§ Short task
Retype all of the entries word for word.
[start Information supplied]
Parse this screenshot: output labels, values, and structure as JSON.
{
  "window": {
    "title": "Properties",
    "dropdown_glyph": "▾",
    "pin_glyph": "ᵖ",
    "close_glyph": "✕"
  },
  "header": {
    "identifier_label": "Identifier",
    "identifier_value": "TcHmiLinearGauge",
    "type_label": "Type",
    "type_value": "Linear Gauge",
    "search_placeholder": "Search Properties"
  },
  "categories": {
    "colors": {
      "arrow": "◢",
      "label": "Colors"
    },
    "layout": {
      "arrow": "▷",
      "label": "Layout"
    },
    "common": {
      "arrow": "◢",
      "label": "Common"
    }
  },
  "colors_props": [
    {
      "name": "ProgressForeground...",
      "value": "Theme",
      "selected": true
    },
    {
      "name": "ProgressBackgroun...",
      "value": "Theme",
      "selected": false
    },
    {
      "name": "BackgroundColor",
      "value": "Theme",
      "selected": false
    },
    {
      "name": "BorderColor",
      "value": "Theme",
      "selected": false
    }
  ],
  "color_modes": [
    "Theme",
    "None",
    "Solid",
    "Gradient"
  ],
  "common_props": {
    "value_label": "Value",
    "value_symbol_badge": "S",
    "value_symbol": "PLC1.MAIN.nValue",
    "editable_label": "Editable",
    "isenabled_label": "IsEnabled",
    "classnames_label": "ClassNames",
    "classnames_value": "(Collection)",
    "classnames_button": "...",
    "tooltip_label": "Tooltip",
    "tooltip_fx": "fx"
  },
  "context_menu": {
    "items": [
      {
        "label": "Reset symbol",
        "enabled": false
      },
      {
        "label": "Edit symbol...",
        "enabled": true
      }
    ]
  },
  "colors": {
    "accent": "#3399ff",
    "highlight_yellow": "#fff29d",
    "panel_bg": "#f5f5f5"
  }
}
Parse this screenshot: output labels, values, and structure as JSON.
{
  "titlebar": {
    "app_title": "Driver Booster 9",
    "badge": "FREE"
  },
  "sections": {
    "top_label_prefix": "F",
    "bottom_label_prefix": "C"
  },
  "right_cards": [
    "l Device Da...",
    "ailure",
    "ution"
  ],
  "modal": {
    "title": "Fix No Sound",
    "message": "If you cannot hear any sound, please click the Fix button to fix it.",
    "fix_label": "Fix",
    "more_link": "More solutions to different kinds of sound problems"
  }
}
[end Information supplied]
§ Completed task
Parse this screenshot: output labels, values, and structure as JSON.
{
  "window": {
    "title": "Properties",
    "dropdown_glyph": "▾",
    "pin_glyph": "ᵖ",
    "close_glyph": "✕"
  },
  "header": {
    "identifier_label": "Identifier",
    "identifier_value": "TcHmiLinearGauge",
    "type_label": "Type",
    "type_value": "Linear Gauge",
    "search_placeholder": "Search Properties"
  },
  "categories": {
    "colors": {
      "arrow": "◢",
      "label": "Colors"
    },
    "layout": {
      "arrow": "▷",
      "label": "Layout"
    },
    "common": {
      "arrow": "◢",
      "label": "Common"
    }
  },
  "colors_props": [
    {
      "name": "ProgressForeground...",
      "value": "Theme",
      "selected": true
    },
    {
      "name": "ProgressBackgroun...",
      "value": "Theme",
      "selected": false
    },
    {
      "name": "BackgroundColor",
      "value": "Theme",
      "selected": false
    },
    {
      "name": "BorderColor",
      "value": "Theme",
      "selected": false
    }
  ],
  "color_modes": [
    "Theme",
    "None",
    "Solid",
    "Gradient"
  ],
  "common_props": {
    "value_label": "Value",
    "value_symbol_badge": "S",
    "value_symbol": "PLC1.MAIN.nValue",
    "editable_label": "Editable",
    "isenabled_label": "IsEnabled",
    "classnames_label": "ClassNames",
    "classnames_value": "(Collection)",
    "classnames_button": "...",
    "tooltip_label": "Tooltip",
    "tooltip_fx": "fx"
  },
  "context_menu": {
    "items": [
      {
        "label": "Reset symbol",
        "enabled": false
      },
      {
        "label": "Edit symbol...",
        "enabled": true
      }
    ]
  },
  "colors": {
    "accent": "#3399ff",
    "highlight_yellow": "#fff29d",
    "panel_bg": "#f5f5f5"
  }
}
Parse this screenshot: output labels, values, and structure as JSON.
{
  "titlebar": {
    "app_title": "Driver Booster 9",
    "badge": "FREE"
  },
  "sections": {
    "top_label_prefix": "F",
    "bottom_label_prefix": "C"
  },
  "right_cards": [
    "l Device Da...",
    "ailure",
    "ution"
  ],
  "modal": {
    "title": "Fix No Sound",
    "message": "If you cannot hear any sound, please click the Fix button to fix it.",
    "fix_label": "Fix",
    "more_link": "More solutions to different kinds of sound problems"
  }
}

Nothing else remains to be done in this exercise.